ENTRIES
========

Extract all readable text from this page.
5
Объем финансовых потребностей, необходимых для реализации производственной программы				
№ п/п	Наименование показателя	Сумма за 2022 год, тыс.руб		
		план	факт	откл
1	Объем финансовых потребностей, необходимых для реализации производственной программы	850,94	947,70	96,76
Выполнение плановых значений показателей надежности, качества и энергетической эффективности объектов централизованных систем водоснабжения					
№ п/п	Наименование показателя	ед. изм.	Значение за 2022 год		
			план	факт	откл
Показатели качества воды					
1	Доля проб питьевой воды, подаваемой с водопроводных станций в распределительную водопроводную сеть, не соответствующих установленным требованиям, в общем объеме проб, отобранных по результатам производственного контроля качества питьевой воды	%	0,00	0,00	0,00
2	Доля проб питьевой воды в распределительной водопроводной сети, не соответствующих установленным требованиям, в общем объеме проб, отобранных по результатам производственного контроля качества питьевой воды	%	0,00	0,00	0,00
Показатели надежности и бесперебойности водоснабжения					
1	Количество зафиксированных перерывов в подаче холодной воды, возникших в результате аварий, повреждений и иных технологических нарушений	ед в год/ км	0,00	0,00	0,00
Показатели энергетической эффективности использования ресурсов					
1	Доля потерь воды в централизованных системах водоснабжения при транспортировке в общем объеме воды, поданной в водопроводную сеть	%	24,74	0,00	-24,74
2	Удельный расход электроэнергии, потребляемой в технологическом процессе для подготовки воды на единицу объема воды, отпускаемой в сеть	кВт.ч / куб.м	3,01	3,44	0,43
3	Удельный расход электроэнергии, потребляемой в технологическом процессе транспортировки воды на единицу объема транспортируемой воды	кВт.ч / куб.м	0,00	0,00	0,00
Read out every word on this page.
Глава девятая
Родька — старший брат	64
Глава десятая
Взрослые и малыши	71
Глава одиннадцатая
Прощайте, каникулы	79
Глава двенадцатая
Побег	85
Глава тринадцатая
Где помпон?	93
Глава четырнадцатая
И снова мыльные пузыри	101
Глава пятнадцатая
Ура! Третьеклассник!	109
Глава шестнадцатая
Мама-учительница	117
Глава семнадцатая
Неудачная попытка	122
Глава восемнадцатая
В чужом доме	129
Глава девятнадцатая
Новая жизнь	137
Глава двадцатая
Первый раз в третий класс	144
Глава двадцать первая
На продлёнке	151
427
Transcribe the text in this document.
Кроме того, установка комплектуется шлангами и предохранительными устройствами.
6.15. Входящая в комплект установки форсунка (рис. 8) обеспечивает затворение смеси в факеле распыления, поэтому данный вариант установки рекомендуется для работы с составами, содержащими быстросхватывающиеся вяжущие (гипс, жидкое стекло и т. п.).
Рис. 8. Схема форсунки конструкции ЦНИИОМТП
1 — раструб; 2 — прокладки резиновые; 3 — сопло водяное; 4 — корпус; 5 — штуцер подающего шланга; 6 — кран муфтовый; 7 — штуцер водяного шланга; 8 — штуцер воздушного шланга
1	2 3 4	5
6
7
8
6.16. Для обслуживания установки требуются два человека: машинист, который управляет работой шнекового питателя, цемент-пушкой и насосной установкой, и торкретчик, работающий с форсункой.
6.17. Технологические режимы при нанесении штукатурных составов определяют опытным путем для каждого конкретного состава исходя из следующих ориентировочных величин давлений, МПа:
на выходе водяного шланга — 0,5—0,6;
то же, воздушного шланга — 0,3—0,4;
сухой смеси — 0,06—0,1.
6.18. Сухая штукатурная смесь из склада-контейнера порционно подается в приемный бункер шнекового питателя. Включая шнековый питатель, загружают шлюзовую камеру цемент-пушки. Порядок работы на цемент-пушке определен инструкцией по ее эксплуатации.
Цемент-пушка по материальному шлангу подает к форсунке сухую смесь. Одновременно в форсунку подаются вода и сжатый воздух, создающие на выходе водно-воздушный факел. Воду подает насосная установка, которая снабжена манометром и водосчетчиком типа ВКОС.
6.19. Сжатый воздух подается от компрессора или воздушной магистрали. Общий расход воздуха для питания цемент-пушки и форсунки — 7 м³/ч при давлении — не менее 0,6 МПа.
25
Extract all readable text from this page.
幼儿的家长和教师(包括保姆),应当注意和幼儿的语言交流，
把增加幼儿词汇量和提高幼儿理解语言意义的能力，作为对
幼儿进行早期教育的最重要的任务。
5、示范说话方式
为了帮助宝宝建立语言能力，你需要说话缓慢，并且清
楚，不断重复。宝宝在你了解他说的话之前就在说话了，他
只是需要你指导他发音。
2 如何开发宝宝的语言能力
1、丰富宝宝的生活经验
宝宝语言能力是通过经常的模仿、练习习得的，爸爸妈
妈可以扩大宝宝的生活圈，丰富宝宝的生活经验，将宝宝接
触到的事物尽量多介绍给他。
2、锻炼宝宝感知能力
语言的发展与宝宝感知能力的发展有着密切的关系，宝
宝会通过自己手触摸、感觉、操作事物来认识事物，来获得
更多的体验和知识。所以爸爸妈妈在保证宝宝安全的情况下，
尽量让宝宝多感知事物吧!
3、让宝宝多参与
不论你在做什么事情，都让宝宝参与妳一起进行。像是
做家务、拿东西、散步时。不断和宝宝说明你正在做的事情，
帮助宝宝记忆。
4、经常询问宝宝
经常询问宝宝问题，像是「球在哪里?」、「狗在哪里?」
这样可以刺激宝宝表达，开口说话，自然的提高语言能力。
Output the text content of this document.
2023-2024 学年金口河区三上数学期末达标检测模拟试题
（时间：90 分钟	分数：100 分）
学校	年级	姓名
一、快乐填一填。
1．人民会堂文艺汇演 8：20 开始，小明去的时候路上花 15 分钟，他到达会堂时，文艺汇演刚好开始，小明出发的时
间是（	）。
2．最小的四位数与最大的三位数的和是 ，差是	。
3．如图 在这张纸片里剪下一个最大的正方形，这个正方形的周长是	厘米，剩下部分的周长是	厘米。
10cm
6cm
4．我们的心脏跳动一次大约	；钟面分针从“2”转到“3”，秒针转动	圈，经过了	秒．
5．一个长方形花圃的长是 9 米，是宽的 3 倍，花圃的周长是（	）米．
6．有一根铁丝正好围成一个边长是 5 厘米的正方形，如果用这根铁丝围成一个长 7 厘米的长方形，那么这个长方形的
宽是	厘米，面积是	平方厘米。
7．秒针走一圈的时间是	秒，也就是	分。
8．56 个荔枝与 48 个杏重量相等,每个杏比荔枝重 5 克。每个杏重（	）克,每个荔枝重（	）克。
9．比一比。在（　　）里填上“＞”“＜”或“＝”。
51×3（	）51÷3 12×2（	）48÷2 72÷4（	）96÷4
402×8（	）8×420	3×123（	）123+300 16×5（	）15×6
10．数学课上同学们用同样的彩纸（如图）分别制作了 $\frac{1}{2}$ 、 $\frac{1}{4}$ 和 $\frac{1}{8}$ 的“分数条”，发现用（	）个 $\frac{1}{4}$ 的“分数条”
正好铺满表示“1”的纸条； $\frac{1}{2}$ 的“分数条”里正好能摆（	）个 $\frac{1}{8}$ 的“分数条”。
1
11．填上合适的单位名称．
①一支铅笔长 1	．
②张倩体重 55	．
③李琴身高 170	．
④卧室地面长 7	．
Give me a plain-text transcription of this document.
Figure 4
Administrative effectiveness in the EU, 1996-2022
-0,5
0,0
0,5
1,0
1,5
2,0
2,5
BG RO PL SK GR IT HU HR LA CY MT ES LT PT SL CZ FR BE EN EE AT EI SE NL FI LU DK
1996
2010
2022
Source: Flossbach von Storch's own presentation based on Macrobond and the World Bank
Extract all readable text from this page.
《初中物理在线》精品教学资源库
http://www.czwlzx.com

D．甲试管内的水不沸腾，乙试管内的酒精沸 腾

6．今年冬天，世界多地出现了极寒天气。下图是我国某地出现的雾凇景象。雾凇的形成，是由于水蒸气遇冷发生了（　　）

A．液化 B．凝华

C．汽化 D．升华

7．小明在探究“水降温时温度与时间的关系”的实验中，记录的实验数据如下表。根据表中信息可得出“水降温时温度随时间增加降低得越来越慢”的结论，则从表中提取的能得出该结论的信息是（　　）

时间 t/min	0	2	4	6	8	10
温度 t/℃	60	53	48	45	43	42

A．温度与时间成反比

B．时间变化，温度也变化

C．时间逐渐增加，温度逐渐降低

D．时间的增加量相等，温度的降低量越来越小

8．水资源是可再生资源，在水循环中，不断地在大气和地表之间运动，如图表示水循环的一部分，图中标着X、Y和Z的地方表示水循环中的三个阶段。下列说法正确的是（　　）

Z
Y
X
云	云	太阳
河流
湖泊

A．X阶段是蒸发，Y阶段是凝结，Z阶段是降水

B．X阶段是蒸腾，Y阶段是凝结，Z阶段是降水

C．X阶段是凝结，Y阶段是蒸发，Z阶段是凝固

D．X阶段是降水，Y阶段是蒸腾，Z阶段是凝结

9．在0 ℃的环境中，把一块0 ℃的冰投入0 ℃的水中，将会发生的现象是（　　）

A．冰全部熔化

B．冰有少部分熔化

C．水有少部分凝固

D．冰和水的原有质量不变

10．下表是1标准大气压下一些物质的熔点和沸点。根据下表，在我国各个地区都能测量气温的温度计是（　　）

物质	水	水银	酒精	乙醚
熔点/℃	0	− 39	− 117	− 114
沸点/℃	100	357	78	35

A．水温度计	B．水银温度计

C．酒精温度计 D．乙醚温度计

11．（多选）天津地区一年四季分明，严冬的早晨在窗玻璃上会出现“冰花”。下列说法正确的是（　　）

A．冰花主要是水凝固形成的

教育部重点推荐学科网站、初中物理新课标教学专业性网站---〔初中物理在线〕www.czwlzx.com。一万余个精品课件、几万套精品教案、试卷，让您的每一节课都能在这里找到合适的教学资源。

========

TASK PROMPT
Copy all lines from the listing that contain "водоснабжения".

EXERCISE RESPONSE
Выполнение плановых значений показателей надежности, качества и энергетической эффективности объектов централизованных систем водоснабжения					
Показатели надежности и бесперебойности водоснабжения					
1	Доля потерь воды в централизованных системах водоснабжения при транспортировке в общем объеме воды, поданной в водопроводную сеть	%	24,74	0,00	-24,74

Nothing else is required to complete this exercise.